Work to be completed -
Return only the line that contains "OCR this image." and each line after it, through the last line of the data below, copied exactly.

Data supplied -
>> begin

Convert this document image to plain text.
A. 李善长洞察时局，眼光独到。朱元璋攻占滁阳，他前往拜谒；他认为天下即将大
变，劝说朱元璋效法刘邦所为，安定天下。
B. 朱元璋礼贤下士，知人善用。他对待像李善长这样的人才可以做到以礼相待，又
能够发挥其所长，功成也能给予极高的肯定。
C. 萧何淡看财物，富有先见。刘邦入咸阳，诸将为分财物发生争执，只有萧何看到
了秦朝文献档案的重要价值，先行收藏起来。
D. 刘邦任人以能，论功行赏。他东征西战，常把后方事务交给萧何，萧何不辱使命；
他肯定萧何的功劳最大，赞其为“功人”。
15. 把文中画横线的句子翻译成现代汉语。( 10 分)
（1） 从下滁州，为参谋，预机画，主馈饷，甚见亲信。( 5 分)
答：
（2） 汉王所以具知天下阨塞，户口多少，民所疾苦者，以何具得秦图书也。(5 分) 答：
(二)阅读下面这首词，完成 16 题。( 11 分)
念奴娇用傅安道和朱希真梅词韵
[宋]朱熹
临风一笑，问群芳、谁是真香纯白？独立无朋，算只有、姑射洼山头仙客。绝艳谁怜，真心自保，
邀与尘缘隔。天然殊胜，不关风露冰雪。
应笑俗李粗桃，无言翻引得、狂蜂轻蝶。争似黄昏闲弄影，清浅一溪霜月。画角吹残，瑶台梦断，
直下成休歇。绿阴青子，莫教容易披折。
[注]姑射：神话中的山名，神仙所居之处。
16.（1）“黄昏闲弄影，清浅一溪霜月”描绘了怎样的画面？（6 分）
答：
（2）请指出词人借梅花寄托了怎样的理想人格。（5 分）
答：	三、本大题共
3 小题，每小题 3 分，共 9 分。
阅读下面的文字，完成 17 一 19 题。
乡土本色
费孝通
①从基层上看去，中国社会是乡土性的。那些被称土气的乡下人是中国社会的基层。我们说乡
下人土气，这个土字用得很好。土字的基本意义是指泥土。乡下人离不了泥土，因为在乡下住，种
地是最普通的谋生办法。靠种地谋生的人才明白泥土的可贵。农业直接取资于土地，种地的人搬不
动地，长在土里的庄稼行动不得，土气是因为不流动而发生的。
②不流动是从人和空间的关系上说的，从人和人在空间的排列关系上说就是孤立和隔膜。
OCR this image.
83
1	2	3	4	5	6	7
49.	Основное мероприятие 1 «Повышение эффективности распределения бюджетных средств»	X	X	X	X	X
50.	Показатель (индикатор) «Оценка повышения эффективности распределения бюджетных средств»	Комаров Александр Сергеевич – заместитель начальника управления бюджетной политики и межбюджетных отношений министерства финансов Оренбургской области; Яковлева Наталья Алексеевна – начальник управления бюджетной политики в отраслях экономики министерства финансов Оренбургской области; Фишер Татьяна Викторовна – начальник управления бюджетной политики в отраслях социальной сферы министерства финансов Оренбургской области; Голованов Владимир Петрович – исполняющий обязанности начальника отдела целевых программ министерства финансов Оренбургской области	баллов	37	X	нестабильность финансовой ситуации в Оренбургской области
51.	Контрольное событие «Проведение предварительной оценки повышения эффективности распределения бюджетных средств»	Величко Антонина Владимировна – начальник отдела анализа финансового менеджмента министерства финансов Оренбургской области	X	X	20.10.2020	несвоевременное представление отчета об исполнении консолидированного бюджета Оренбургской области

>> end

Exercise response -
OCR this image.
83
1	2	3	4	5	6	7
49.	Основное мероприятие 1 «Повышение эффективности распределения бюджетных средств»	X	X	X	X	X
50.	Показатель (индикатор) «Оценка повышения эффективности распределения бюджетных средств»	Комаров Александр Сергеевич – заместитель начальника управления бюджетной политики и межбюджетных отношений министерства финансов Оренбургской области; Яковлева Наталья Алексеевна – начальник управления бюджетной политики в отраслях экономики министерства финансов Оренбургской области; Фишер Татьяна Викторовна – начальник управления бюджетной политики в отраслях социальной сферы министерства финансов Оренбургской области; Голованов Владимир Петрович – исполняющий обязанности начальника отдела целевых программ министерства финансов Оренбургской области	баллов	37	X	нестабильность финансовой ситуации в Оренбургской области
51.	Контрольное событие «Проведение предварительной оценки повышения эффективности распределения бюджетных средств»	Величко Антонина Владимировна – начальник отдела анализа финансового менеджмента министерства финансов Оренбургской области	X	X	20.10.2020	несвоевременное представление отчета об исполнении консолидированного бюджета Оренбургской области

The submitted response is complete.